THE TASK: Transcribe each record exactly. Include every one.

(Records from a data collection)
------------------------

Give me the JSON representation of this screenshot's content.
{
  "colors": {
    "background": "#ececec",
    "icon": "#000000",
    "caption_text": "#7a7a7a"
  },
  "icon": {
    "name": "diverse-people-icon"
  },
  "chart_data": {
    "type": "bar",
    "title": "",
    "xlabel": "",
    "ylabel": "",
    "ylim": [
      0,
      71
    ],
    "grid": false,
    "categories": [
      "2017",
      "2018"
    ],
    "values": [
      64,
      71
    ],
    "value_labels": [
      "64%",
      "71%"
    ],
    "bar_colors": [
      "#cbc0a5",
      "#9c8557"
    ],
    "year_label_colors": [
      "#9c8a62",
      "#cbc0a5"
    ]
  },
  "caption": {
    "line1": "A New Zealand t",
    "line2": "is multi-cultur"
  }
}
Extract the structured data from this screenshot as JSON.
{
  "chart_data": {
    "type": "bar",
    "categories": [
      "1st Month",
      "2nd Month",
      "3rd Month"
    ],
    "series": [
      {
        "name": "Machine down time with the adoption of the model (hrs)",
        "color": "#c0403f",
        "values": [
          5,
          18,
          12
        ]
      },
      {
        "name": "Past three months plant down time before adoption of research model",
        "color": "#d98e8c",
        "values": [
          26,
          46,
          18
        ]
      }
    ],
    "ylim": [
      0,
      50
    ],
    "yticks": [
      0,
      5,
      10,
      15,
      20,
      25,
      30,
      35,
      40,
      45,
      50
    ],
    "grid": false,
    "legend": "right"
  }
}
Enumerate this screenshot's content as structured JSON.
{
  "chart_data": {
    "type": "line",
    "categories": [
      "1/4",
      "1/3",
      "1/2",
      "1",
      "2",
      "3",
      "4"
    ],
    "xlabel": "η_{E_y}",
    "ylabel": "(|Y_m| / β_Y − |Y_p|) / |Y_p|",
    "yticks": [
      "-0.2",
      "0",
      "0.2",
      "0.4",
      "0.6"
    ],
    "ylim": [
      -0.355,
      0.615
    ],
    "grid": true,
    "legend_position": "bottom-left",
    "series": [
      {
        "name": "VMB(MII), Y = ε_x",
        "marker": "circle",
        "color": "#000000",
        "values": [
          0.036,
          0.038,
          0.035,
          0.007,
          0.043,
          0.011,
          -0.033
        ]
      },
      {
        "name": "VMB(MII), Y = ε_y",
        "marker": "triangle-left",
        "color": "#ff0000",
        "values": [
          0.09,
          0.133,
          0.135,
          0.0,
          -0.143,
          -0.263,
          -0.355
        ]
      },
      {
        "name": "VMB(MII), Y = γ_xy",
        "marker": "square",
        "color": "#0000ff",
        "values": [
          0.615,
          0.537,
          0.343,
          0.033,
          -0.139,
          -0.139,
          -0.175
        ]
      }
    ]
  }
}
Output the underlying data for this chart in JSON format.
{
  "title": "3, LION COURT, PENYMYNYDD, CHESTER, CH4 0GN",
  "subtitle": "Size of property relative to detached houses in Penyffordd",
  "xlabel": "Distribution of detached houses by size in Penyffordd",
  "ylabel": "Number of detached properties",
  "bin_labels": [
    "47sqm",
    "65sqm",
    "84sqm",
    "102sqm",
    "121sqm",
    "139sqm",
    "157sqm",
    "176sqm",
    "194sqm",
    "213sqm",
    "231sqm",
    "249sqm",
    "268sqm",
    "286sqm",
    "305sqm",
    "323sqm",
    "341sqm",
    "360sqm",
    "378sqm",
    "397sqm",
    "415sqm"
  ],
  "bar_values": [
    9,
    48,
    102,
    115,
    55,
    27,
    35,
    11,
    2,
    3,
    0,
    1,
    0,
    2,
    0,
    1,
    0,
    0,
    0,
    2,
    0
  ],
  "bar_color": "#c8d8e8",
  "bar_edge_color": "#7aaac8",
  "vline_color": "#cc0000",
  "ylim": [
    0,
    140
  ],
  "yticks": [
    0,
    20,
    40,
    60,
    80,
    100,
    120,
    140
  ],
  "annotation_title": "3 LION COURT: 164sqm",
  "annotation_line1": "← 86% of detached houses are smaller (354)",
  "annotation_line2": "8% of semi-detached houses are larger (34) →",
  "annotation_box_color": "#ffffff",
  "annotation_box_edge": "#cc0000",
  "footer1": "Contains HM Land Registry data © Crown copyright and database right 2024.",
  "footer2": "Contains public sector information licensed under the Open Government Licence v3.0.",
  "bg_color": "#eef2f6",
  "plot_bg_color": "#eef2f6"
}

------------------------

RESULT FOR THIS TASK:
Give me the JSON representation of this screenshot's content.
{
  "colors": {
    "background": "#ececec",
    "icon": "#000000",
    "caption_text": "#7a7a7a"
  },
  "icon": {
    "name": "diverse-people-icon"
  },
  "chart_data": {
    "type": "bar",
    "title": "",
    "xlabel": "",
    "ylabel": "",
    "ylim": [
      0,
      71
    ],
    "grid": false,
    "categories": [
      "2017",
      "2018"
    ],
    "values": [
      64,
      71
    ],
    "value_labels": [
      "64%",
      "71%"
    ],
    "bar_colors": [
      "#cbc0a5",
      "#9c8557"
    ],
    "year_label_colors": [
      "#9c8a62",
      "#cbc0a5"
    ]
  },
  "caption": {
    "line1": "A New Zealand t",
    "line2": "is multi-cultur"
  }
}
Extract the structured data from this screenshot as JSON.
{
  "chart_data": {
    "type": "bar",
    "categories": [
      "1st Month",
      "2nd Month",
      "3rd Month"
    ],
    "series": [
      {
        "name": "Machine down time with the adoption of the model (hrs)",
        "color": "#c0403f",
        "values": [
          5,
          18,
          12
        ]
      },
      {
        "name": "Past three months plant down time before adoption of research model",
        "color": "#d98e8c",
        "values": [
          26,
          46,
          18
        ]
      }
    ],
    "ylim": [
      0,
      50
    ],
    "yticks": [
      0,
      5,
      10,
      15,
      20,
      25,
      30,
      35,
      40,
      45,
      50
    ],
    "grid": false,
    "legend": "right"
  }
}
Enumerate this screenshot's content as structured JSON.
{
  "chart_data": {
    "type": "line",
    "categories": [
      "1/4",
      "1/3",
      "1/2",
      "1",
      "2",
      "3",
      "4"
    ],
    "xlabel": "η_{E_y}",
    "ylabel": "(|Y_m| / β_Y − |Y_p|) / |Y_p|",
    "yticks": [
      "-0.2",
      "0",
      "0.2",
      "0.4",
      "0.6"
    ],
    "ylim": [
      -0.355,
      0.615
    ],
    "grid": true,
    "legend_position": "bottom-left",
    "series": [
      {
        "name": "VMB(MII), Y = ε_x",
        "marker": "circle",
        "color": "#000000",
        "values": [
          0.036,
          0.038,
          0.035,
          0.007,
          0.043,
          0.011,
          -0.033
        ]
      },
      {
        "name": "VMB(MII), Y = ε_y",
        "marker": "triangle-left",
        "color": "#ff0000",
        "values": [
          0.09,
          0.133,
          0.135,
          0.0,
          -0.143,
          -0.263,
          -0.355
        ]
      },
      {
        "name": "VMB(MII), Y = γ_xy",
        "marker": "square",
        "color": "#0000ff",
        "values": [
          0.615,
          0.537,
          0.343,
          0.033,
          -0.139,
          -0.139,
          -0.175
        ]
      }
    ]
  }
}
Output the underlying data for this chart in JSON format.
{
  "title": "3, LION COURT, PENYMYNYDD, CHESTER, CH4 0GN",
  "subtitle": "Size of property relative to detached houses in Penyffordd",
  "xlabel": "Distribution of detached houses by size in Penyffordd",
  "ylabel": "Number of detached properties",
  "bin_labels": [
    "47sqm",
    "65sqm",
    "84sqm",
    "102sqm",
    "121sqm",
    "139sqm",
    "157sqm",
    "176sqm",
    "194sqm",
    "213sqm",
    "231sqm",
    "249sqm",
    "268sqm",
    "286sqm",
    "305sqm",
    "323sqm",
    "341sqm",
    "360sqm",
    "378sqm",
    "397sqm",
    "415sqm"
  ],
  "bar_values": [
    9,
    48,
    102,
    115,
    55,
    27,
    35,
    11,
    2,
    3,
    0,
    1,
    0,
    2,
    0,
    1,
    0,
    0,
    0,
    2,
    0
  ],
  "bar_color": "#c8d8e8",
  "bar_edge_color": "#7aaac8",
  "vline_color": "#cc0000",
  "ylim": [
    0,
    140
  ],
  "yticks": [
    0,
    20,
    40,
    60,
    80,
    100,
    120,
    140
  ],
  "annotation_title": "3 LION COURT: 164sqm",
  "annotation_line1": "← 86% of detached houses are smaller (354)",
  "annotation_line2": "8% of semi-detached houses are larger (34) →",
  "annotation_box_color": "#ffffff",
  "annotation_box_edge": "#cc0000",
  "footer1": "Contains HM Land Registry data © Crown copyright and database right 2024.",
  "footer2": "Contains public sector information licensed under the Open Government Licence v3.0.",
  "bg_color": "#eef2f6",
  "plot_bg_color": "#eef2f6"
}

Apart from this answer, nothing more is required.